Check each line of the records for "title"; collect those that have it.

-------------------------

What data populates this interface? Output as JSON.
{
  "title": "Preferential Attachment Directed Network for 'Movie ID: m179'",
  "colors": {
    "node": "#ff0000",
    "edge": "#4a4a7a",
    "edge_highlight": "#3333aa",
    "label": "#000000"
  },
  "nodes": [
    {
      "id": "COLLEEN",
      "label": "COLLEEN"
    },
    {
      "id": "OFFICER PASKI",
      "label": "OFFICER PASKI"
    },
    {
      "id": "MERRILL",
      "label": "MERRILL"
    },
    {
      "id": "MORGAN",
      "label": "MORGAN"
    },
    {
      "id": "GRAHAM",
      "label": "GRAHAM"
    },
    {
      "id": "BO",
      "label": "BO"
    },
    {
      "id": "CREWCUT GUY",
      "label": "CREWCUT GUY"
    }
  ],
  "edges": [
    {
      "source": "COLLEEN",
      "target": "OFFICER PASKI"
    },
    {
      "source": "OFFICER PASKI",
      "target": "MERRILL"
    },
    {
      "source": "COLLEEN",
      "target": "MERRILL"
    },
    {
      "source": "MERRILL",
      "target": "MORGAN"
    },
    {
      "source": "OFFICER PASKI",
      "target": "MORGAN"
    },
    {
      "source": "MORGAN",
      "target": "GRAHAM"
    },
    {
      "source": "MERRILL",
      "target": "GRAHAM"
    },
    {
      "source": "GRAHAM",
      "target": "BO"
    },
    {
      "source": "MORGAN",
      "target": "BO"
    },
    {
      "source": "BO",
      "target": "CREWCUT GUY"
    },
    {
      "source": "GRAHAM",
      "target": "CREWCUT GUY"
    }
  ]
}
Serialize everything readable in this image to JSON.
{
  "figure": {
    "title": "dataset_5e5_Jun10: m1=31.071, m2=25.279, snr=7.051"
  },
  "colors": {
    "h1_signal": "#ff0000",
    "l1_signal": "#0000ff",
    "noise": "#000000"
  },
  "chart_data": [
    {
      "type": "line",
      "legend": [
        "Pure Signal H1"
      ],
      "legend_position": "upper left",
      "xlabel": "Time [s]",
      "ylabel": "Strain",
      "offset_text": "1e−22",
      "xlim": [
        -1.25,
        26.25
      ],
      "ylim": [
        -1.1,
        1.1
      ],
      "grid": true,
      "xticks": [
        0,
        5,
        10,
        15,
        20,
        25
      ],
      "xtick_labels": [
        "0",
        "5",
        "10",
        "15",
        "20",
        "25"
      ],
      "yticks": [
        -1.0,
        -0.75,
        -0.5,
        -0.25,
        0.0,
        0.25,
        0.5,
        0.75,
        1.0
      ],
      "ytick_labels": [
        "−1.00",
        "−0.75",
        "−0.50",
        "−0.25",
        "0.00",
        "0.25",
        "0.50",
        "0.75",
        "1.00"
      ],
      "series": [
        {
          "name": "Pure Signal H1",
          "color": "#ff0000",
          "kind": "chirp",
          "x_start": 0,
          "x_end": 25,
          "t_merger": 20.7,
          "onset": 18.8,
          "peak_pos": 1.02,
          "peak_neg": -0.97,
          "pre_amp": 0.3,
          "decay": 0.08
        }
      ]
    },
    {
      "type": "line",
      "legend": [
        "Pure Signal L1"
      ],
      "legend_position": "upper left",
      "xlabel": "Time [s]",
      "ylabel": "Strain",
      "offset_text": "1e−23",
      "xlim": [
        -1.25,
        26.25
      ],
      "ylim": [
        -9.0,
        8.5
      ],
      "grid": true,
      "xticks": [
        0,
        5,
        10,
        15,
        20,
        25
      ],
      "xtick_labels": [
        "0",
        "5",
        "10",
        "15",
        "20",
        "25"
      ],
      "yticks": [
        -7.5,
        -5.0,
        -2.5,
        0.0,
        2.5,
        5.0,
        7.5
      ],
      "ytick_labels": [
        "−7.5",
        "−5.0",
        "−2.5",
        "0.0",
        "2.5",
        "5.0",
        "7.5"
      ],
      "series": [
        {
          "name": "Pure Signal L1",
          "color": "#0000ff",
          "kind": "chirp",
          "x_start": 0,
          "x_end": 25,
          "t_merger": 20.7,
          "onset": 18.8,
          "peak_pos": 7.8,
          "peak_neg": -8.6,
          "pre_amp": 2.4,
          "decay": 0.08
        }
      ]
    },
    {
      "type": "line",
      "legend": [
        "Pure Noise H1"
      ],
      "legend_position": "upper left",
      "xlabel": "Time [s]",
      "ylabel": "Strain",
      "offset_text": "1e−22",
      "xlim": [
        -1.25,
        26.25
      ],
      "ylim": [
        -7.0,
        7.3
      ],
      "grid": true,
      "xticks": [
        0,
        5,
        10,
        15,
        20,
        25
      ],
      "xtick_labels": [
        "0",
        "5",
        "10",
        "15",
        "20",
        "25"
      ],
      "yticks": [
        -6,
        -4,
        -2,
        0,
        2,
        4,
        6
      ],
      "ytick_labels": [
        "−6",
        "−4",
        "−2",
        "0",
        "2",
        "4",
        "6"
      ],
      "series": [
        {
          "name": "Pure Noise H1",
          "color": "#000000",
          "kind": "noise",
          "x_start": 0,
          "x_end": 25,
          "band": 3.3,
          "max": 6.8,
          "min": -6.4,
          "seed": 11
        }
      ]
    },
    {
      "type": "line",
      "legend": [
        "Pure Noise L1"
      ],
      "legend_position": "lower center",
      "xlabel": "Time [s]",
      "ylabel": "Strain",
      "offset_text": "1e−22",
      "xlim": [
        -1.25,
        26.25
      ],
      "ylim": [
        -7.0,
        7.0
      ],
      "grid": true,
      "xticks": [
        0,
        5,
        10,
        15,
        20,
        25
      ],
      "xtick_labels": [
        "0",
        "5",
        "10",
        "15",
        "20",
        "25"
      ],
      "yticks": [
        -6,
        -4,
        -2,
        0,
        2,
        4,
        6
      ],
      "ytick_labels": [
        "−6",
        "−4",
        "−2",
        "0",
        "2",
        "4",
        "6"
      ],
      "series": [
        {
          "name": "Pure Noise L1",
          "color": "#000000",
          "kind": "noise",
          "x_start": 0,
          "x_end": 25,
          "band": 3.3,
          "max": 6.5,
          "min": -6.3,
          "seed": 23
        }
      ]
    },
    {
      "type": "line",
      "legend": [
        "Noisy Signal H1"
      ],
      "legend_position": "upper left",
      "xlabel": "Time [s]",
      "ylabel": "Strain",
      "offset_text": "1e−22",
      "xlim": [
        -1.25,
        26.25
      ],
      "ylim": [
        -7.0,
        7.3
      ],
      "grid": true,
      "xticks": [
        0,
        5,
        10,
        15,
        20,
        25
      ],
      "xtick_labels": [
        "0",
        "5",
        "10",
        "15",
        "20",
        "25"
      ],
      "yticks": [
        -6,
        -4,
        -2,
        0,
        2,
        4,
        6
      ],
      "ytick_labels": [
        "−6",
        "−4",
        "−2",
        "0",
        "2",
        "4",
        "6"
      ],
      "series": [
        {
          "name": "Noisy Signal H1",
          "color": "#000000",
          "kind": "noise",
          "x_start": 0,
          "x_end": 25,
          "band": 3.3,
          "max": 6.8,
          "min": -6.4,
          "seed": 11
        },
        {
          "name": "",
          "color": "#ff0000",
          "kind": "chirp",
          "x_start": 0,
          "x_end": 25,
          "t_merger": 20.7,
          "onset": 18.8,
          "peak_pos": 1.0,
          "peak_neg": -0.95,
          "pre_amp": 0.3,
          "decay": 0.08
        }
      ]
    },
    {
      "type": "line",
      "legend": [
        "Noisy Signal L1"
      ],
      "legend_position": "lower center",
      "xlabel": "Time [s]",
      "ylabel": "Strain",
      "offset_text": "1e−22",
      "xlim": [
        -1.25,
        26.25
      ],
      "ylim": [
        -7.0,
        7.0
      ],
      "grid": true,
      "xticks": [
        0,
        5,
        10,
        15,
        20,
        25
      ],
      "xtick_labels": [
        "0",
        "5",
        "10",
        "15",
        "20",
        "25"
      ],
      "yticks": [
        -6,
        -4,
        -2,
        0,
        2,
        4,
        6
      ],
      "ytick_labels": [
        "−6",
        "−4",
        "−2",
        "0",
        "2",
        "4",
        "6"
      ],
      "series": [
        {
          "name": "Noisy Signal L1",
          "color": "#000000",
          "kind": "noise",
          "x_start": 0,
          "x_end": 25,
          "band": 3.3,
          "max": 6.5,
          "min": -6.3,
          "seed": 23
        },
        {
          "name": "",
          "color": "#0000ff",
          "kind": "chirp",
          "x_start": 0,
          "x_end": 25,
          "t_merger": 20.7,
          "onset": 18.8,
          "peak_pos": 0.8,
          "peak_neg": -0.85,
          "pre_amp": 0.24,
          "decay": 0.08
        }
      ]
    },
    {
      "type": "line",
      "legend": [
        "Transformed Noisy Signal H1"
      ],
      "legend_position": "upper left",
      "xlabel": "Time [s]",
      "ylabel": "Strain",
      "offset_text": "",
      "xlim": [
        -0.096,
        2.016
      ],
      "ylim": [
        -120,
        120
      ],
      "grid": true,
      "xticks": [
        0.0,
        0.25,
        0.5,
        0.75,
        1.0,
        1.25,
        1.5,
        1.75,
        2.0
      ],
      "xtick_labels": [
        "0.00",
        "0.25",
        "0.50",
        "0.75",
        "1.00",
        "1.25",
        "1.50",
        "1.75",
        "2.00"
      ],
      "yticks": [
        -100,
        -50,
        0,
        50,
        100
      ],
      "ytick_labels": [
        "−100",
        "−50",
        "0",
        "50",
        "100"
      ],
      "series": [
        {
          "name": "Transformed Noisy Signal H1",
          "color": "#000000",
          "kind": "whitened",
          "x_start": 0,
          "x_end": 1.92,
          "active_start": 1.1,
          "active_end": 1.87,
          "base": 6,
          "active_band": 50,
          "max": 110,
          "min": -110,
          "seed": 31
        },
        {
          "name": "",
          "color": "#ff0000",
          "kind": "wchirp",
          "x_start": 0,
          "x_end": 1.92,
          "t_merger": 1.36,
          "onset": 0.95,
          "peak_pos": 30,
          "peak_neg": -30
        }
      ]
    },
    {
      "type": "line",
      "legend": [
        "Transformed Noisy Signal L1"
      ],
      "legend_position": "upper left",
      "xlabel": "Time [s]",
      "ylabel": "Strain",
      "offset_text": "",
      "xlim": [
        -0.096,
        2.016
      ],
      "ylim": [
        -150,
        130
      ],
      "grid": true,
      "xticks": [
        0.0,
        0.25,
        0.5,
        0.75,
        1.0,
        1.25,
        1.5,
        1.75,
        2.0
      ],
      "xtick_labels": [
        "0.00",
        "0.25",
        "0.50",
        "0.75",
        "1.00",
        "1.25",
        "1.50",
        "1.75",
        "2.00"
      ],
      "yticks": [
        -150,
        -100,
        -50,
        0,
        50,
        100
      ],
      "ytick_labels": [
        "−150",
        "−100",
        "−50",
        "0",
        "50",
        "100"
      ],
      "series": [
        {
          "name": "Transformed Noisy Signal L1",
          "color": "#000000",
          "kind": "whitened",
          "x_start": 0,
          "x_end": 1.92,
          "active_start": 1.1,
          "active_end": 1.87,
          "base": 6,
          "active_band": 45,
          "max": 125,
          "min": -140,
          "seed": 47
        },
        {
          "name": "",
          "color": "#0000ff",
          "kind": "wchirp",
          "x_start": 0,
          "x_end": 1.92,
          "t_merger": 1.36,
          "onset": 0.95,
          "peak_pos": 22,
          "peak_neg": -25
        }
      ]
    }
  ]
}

-------------------------

## Written solution
  "title": "Preferential Attachment Directed Network for 'Movie ID: m179'",
    "title": "dataset_5e5_Jun10: m1=31.071, m2=25.279, snr=7.051"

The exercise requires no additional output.